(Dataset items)
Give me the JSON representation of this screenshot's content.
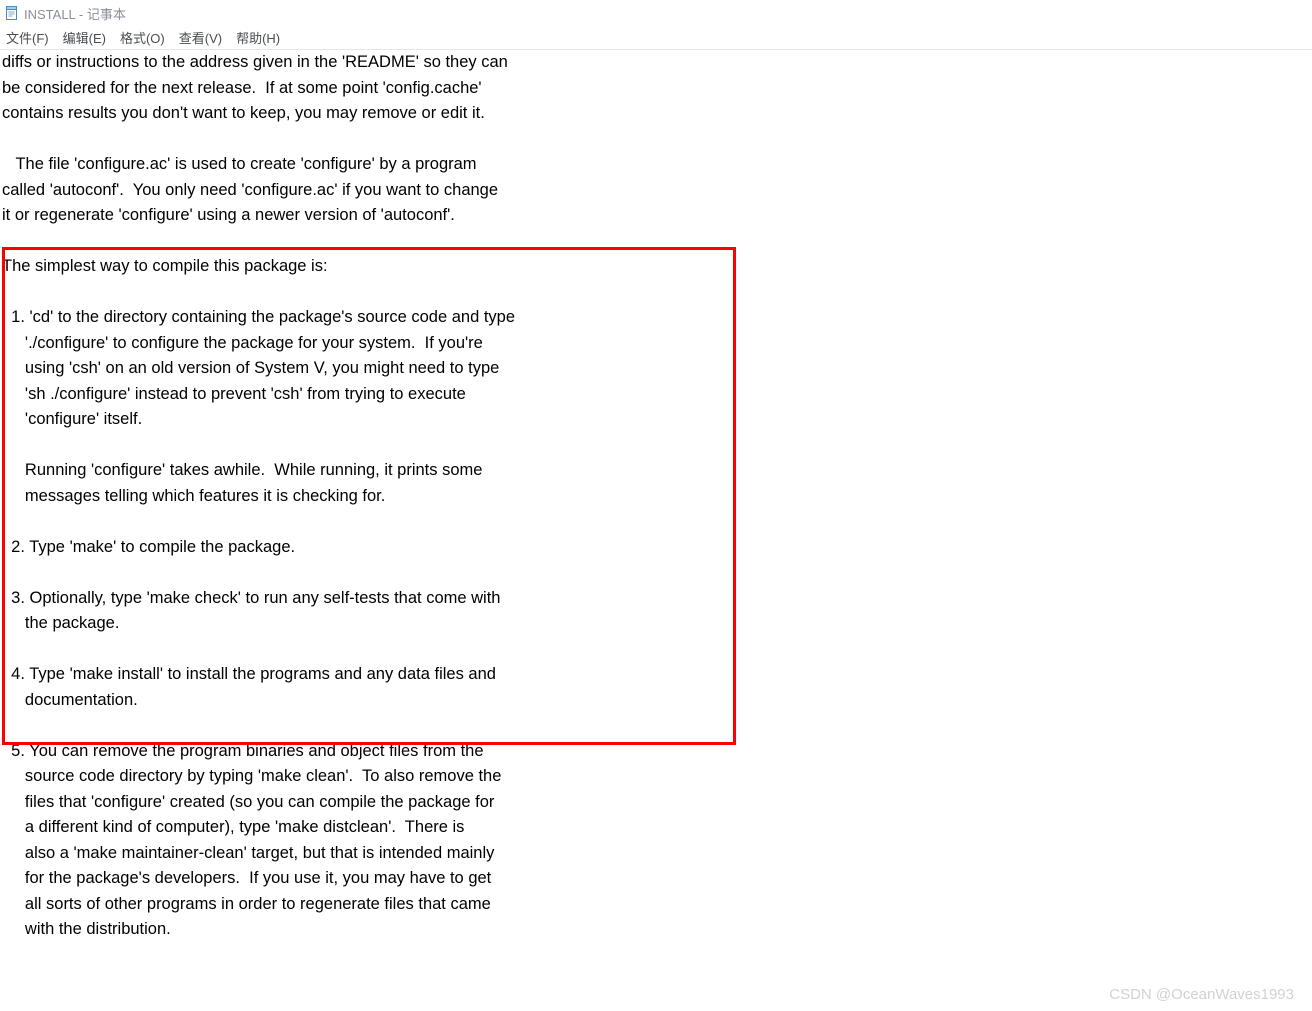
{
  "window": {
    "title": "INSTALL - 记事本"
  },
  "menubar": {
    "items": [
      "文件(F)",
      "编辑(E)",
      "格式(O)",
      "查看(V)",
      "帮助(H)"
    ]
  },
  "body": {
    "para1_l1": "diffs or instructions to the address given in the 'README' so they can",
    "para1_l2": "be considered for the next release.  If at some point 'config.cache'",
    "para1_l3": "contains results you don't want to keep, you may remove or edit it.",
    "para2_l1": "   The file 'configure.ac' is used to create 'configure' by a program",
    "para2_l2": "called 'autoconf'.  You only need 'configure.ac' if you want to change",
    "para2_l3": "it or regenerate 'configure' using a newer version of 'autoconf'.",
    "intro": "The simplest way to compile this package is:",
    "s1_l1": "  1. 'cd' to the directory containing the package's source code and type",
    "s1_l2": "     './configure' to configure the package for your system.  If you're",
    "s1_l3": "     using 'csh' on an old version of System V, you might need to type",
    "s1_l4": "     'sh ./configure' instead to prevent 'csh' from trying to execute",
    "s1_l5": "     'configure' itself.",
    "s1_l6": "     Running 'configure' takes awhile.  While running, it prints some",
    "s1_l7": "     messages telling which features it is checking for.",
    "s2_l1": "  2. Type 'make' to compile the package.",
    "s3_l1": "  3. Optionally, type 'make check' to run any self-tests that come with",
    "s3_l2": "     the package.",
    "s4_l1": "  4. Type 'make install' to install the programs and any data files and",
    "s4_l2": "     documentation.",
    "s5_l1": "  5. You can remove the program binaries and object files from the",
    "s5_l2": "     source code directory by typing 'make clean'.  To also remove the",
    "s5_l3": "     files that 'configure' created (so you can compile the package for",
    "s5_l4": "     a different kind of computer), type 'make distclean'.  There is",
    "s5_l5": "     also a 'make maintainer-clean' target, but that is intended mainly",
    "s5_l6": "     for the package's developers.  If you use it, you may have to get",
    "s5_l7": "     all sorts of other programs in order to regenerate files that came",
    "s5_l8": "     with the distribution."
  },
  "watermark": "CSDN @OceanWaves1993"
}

YOUR TASK: Without including the pictures, reproduce all entries exactly.

WRITTEN SOLUTION:
Give me the JSON representation of this screenshot's content.
{
  "window": {
    "title": "INSTALL - 记事本"
  },
  "menubar": {
    "items": [
      "文件(F)",
      "编辑(E)",
      "格式(O)",
      "查看(V)",
      "帮助(H)"
    ]
  },
  "body": {
    "para1_l1": "diffs or instructions to the address given in the 'README' so they can",
    "para1_l2": "be considered for the next release.  If at some point 'config.cache'",
    "para1_l3": "contains results you don't want to keep, you may remove or edit it.",
    "para2_l1": "   The file 'configure.ac' is used to create 'configure' by a program",
    "para2_l2": "called 'autoconf'.  You only need 'configure.ac' if you want to change",
    "para2_l3": "it or regenerate 'configure' using a newer version of 'autoconf'.",
    "intro": "The simplest way to compile this package is:",
    "s1_l1": "  1. 'cd' to the directory containing the package's source code and type",
    "s1_l2": "     './configure' to configure the package for your system.  If you're",
    "s1_l3": "     using 'csh' on an old version of System V, you might need to type",
    "s1_l4": "     'sh ./configure' instead to prevent 'csh' from trying to execute",
    "s1_l5": "     'configure' itself.",
    "s1_l6": "     Running 'configure' takes awhile.  While running, it prints some",
    "s1_l7": "     messages telling which features it is checking for.",
    "s2_l1": "  2. Type 'make' to compile the package.",
    "s3_l1": "  3. Optionally, type 'make check' to run any self-tests that come with",
    "s3_l2": "     the package.",
    "s4_l1": "  4. Type 'make install' to install the programs and any data files and",
    "s4_l2": "     documentation.",
    "s5_l1": "  5. You can remove the program binaries and object files from the",
    "s5_l2": "     source code directory by typing 'make clean'.  To also remove the",
    "s5_l3": "     files that 'configure' created (so you can compile the package for",
    "s5_l4": "     a different kind of computer), type 'make distclean'.  There is",
    "s5_l5": "     also a 'make maintainer-clean' target, but that is intended mainly",
    "s5_l6": "     for the package's developers.  If you use it, you may have to get",
    "s5_l7": "     all sorts of other programs in order to regenerate files that came",
    "s5_l8": "     with the distribution."
  },
  "watermark": "CSDN @OceanWaves1993"
}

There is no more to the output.